● STATED EXERCISE: Without including any pictures, write out all the entries exactly.

● Data items:
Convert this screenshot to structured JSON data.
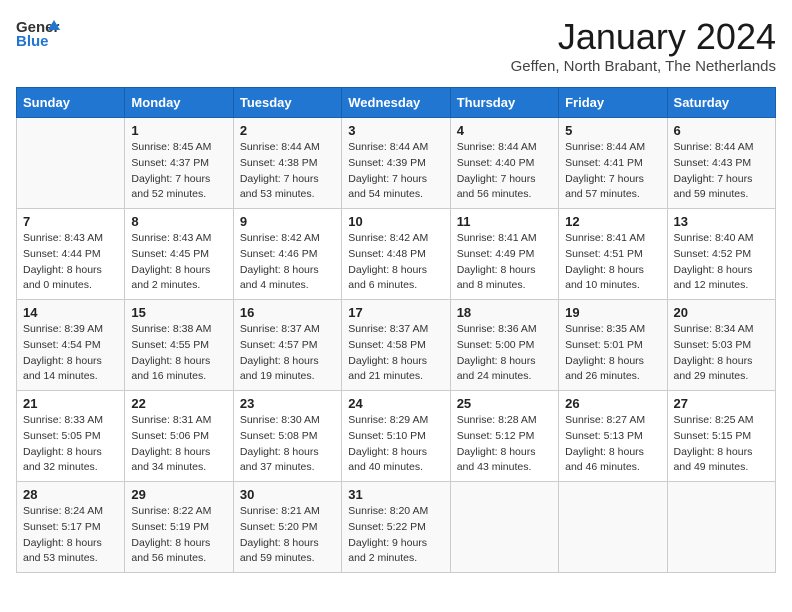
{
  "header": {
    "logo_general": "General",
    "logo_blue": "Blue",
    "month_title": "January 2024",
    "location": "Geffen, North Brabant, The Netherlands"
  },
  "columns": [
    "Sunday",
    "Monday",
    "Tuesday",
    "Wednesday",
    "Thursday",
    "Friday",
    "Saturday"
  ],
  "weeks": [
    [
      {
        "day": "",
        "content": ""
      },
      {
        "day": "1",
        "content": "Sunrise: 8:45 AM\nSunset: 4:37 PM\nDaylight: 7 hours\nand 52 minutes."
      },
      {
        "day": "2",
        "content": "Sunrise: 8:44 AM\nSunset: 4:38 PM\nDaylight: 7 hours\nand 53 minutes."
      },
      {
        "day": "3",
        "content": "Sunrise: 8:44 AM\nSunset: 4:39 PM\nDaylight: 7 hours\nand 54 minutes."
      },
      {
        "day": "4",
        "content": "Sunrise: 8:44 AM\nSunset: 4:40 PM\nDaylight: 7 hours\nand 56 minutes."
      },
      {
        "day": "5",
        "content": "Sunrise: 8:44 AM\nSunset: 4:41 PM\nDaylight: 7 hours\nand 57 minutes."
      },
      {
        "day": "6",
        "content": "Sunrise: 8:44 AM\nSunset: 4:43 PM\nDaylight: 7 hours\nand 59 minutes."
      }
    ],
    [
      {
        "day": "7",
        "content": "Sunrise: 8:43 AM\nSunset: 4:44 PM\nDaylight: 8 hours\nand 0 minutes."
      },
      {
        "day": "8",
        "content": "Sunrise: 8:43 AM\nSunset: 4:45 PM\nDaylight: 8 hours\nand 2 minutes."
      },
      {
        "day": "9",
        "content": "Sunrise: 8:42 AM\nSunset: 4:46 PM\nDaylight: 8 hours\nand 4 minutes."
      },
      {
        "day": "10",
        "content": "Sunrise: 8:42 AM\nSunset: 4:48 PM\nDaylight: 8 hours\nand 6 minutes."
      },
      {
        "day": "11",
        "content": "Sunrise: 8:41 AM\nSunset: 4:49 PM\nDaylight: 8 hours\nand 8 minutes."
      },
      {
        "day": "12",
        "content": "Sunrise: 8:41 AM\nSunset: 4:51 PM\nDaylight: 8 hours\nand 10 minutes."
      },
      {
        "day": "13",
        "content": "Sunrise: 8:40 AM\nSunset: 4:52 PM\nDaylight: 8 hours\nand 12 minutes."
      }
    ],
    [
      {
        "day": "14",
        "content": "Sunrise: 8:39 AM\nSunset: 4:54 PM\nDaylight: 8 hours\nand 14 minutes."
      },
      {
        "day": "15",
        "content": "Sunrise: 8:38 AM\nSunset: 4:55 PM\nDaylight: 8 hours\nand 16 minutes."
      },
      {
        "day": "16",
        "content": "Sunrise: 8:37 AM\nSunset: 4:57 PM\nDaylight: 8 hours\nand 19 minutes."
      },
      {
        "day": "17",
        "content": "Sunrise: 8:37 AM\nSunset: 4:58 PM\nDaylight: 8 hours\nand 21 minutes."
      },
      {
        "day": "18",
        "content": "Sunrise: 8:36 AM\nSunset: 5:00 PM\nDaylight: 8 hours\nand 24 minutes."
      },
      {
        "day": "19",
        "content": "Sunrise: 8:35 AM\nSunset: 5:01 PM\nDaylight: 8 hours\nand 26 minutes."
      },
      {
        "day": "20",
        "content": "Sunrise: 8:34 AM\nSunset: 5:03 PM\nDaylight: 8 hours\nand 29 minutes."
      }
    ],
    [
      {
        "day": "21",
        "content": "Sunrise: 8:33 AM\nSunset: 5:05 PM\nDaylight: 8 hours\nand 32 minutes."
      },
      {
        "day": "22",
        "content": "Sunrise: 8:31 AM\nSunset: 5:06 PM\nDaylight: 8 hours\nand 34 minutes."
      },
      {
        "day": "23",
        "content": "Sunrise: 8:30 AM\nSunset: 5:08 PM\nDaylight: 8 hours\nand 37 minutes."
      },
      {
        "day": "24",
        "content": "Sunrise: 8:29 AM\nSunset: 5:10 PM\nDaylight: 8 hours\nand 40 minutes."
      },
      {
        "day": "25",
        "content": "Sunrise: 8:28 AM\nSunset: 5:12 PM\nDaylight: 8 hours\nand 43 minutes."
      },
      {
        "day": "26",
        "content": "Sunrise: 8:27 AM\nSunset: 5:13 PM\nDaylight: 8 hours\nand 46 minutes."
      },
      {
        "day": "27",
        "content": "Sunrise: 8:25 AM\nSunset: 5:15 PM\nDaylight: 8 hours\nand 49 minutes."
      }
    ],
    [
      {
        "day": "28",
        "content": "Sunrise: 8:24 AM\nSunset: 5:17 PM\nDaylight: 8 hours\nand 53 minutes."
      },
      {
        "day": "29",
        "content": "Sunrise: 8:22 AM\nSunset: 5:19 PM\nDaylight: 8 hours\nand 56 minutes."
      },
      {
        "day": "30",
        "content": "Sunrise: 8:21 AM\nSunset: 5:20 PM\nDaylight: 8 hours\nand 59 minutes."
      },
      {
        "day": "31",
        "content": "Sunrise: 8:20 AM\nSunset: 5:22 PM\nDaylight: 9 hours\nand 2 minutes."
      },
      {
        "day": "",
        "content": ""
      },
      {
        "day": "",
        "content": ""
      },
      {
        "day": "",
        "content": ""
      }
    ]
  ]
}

● OUTPUT:
Convert this screenshot to structured JSON data.
{
  "header": {
    "logo_general": "General",
    "logo_blue": "Blue",
    "month_title": "January 2024",
    "location": "Geffen, North Brabant, The Netherlands"
  },
  "columns": [
    "Sunday",
    "Monday",
    "Tuesday",
    "Wednesday",
    "Thursday",
    "Friday",
    "Saturday"
  ],
  "weeks": [
    [
      {
        "day": "",
        "content": ""
      },
      {
        "day": "1",
        "content": "Sunrise: 8:45 AM\nSunset: 4:37 PM\nDaylight: 7 hours\nand 52 minutes."
      },
      {
        "day": "2",
        "content": "Sunrise: 8:44 AM\nSunset: 4:38 PM\nDaylight: 7 hours\nand 53 minutes."
      },
      {
        "day": "3",
        "content": "Sunrise: 8:44 AM\nSunset: 4:39 PM\nDaylight: 7 hours\nand 54 minutes."
      },
      {
        "day": "4",
        "content": "Sunrise: 8:44 AM\nSunset: 4:40 PM\nDaylight: 7 hours\nand 56 minutes."
      },
      {
        "day": "5",
        "content": "Sunrise: 8:44 AM\nSunset: 4:41 PM\nDaylight: 7 hours\nand 57 minutes."
      },
      {
        "day": "6",
        "content": "Sunrise: 8:44 AM\nSunset: 4:43 PM\nDaylight: 7 hours\nand 59 minutes."
      }
    ],
    [
      {
        "day": "7",
        "content": "Sunrise: 8:43 AM\nSunset: 4:44 PM\nDaylight: 8 hours\nand 0 minutes."
      },
      {
        "day": "8",
        "content": "Sunrise: 8:43 AM\nSunset: 4:45 PM\nDaylight: 8 hours\nand 2 minutes."
      },
      {
        "day": "9",
        "content": "Sunrise: 8:42 AM\nSunset: 4:46 PM\nDaylight: 8 hours\nand 4 minutes."
      },
      {
        "day": "10",
        "content": "Sunrise: 8:42 AM\nSunset: 4:48 PM\nDaylight: 8 hours\nand 6 minutes."
      },
      {
        "day": "11",
        "content": "Sunrise: 8:41 AM\nSunset: 4:49 PM\nDaylight: 8 hours\nand 8 minutes."
      },
      {
        "day": "12",
        "content": "Sunrise: 8:41 AM\nSunset: 4:51 PM\nDaylight: 8 hours\nand 10 minutes."
      },
      {
        "day": "13",
        "content": "Sunrise: 8:40 AM\nSunset: 4:52 PM\nDaylight: 8 hours\nand 12 minutes."
      }
    ],
    [
      {
        "day": "14",
        "content": "Sunrise: 8:39 AM\nSunset: 4:54 PM\nDaylight: 8 hours\nand 14 minutes."
      },
      {
        "day": "15",
        "content": "Sunrise: 8:38 AM\nSunset: 4:55 PM\nDaylight: 8 hours\nand 16 minutes."
      },
      {
        "day": "16",
        "content": "Sunrise: 8:37 AM\nSunset: 4:57 PM\nDaylight: 8 hours\nand 19 minutes."
      },
      {
        "day": "17",
        "content": "Sunrise: 8:37 AM\nSunset: 4:58 PM\nDaylight: 8 hours\nand 21 minutes."
      },
      {
        "day": "18",
        "content": "Sunrise: 8:36 AM\nSunset: 5:00 PM\nDaylight: 8 hours\nand 24 minutes."
      },
      {
        "day": "19",
        "content": "Sunrise: 8:35 AM\nSunset: 5:01 PM\nDaylight: 8 hours\nand 26 minutes."
      },
      {
        "day": "20",
        "content": "Sunrise: 8:34 AM\nSunset: 5:03 PM\nDaylight: 8 hours\nand 29 minutes."
      }
    ],
    [
      {
        "day": "21",
        "content": "Sunrise: 8:33 AM\nSunset: 5:05 PM\nDaylight: 8 hours\nand 32 minutes."
      },
      {
        "day": "22",
        "content": "Sunrise: 8:31 AM\nSunset: 5:06 PM\nDaylight: 8 hours\nand 34 minutes."
      },
      {
        "day": "23",
        "content": "Sunrise: 8:30 AM\nSunset: 5:08 PM\nDaylight: 8 hours\nand 37 minutes."
      },
      {
        "day": "24",
        "content": "Sunrise: 8:29 AM\nSunset: 5:10 PM\nDaylight: 8 hours\nand 40 minutes."
      },
      {
        "day": "25",
        "content": "Sunrise: 8:28 AM\nSunset: 5:12 PM\nDaylight: 8 hours\nand 43 minutes."
      },
      {
        "day": "26",
        "content": "Sunrise: 8:27 AM\nSunset: 5:13 PM\nDaylight: 8 hours\nand 46 minutes."
      },
      {
        "day": "27",
        "content": "Sunrise: 8:25 AM\nSunset: 5:15 PM\nDaylight: 8 hours\nand 49 minutes."
      }
    ],
    [
      {
        "day": "28",
        "content": "Sunrise: 8:24 AM\nSunset: 5:17 PM\nDaylight: 8 hours\nand 53 minutes."
      },
      {
        "day": "29",
        "content": "Sunrise: 8:22 AM\nSunset: 5:19 PM\nDaylight: 8 hours\nand 56 minutes."
      },
      {
        "day": "30",
        "content": "Sunrise: 8:21 AM\nSunset: 5:20 PM\nDaylight: 8 hours\nand 59 minutes."
      },
      {
        "day": "31",
        "content": "Sunrise: 8:20 AM\nSunset: 5:22 PM\nDaylight: 9 hours\nand 2 minutes."
      },
      {
        "day": "",
        "content": ""
      },
      {
        "day": "",
        "content": ""
      },
      {
        "day": "",
        "content": ""
      }
    ]
  ]
}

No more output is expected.